BEGIN DATA EXCERPTS

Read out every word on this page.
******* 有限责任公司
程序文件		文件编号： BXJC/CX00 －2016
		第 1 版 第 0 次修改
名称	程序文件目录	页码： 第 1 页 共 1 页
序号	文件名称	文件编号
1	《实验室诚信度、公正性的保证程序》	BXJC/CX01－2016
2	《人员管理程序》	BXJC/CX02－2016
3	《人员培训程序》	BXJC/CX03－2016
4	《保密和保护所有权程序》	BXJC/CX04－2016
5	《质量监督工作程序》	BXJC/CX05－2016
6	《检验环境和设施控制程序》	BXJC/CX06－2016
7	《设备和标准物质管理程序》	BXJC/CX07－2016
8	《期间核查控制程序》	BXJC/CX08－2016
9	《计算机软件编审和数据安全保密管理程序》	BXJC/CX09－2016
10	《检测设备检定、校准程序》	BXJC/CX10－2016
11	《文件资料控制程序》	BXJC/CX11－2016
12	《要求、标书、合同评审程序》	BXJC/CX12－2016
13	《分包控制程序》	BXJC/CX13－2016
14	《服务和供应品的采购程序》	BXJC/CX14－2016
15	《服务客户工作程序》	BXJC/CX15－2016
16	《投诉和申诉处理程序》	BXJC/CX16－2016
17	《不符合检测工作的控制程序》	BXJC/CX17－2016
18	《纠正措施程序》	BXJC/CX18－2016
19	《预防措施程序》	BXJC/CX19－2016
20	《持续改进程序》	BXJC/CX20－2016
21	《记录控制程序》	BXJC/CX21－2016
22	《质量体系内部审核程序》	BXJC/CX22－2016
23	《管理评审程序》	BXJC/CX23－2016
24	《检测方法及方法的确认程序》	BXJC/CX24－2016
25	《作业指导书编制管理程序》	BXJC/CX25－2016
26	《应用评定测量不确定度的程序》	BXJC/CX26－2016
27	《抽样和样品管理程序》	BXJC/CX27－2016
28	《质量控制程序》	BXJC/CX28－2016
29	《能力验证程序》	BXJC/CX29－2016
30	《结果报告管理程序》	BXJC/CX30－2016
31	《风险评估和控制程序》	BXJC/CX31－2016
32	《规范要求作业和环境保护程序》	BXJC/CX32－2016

END DATA EXCERPTS

* _EXERCISE DETAILS_: Produce an exact copy of every entry above.

* _EXERCISE ANSWER_:
Read out every word on this page.
******* 有限责任公司
程序文件		文件编号： BXJC/CX00 －2016
		第 1 版 第 0 次修改
名称	程序文件目录	页码： 第 1 页 共 1 页
序号	文件名称	文件编号
1	《实验室诚信度、公正性的保证程序》	BXJC/CX01－2016
2	《人员管理程序》	BXJC/CX02－2016
3	《人员培训程序》	BXJC/CX03－2016
4	《保密和保护所有权程序》	BXJC/CX04－2016
5	《质量监督工作程序》	BXJC/CX05－2016
6	《检验环境和设施控制程序》	BXJC/CX06－2016
7	《设备和标准物质管理程序》	BXJC/CX07－2016
8	《期间核查控制程序》	BXJC/CX08－2016
9	《计算机软件编审和数据安全保密管理程序》	BXJC/CX09－2016
10	《检测设备检定、校准程序》	BXJC/CX10－2016
11	《文件资料控制程序》	BXJC/CX11－2016
12	《要求、标书、合同评审程序》	BXJC/CX12－2016
13	《分包控制程序》	BXJC/CX13－2016
14	《服务和供应品的采购程序》	BXJC/CX14－2016
15	《服务客户工作程序》	BXJC/CX15－2016
16	《投诉和申诉处理程序》	BXJC/CX16－2016
17	《不符合检测工作的控制程序》	BXJC/CX17－2016
18	《纠正措施程序》	BXJC/CX18－2016
19	《预防措施程序》	BXJC/CX19－2016
20	《持续改进程序》	BXJC/CX20－2016
21	《记录控制程序》	BXJC/CX21－2016
22	《质量体系内部审核程序》	BXJC/CX22－2016
23	《管理评审程序》	BXJC/CX23－2016
24	《检测方法及方法的确认程序》	BXJC/CX24－2016
25	《作业指导书编制管理程序》	BXJC/CX25－2016
26	《应用评定测量不确定度的程序》	BXJC/CX26－2016
27	《抽样和样品管理程序》	BXJC/CX27－2016
28	《质量控制程序》	BXJC/CX28－2016
29	《能力验证程序》	BXJC/CX29－2016
30	《结果报告管理程序》	BXJC/CX30－2016
31	《风险评估和控制程序》	BXJC/CX31－2016
32	《规范要求作业和环境保护程序》	BXJC/CX32－2016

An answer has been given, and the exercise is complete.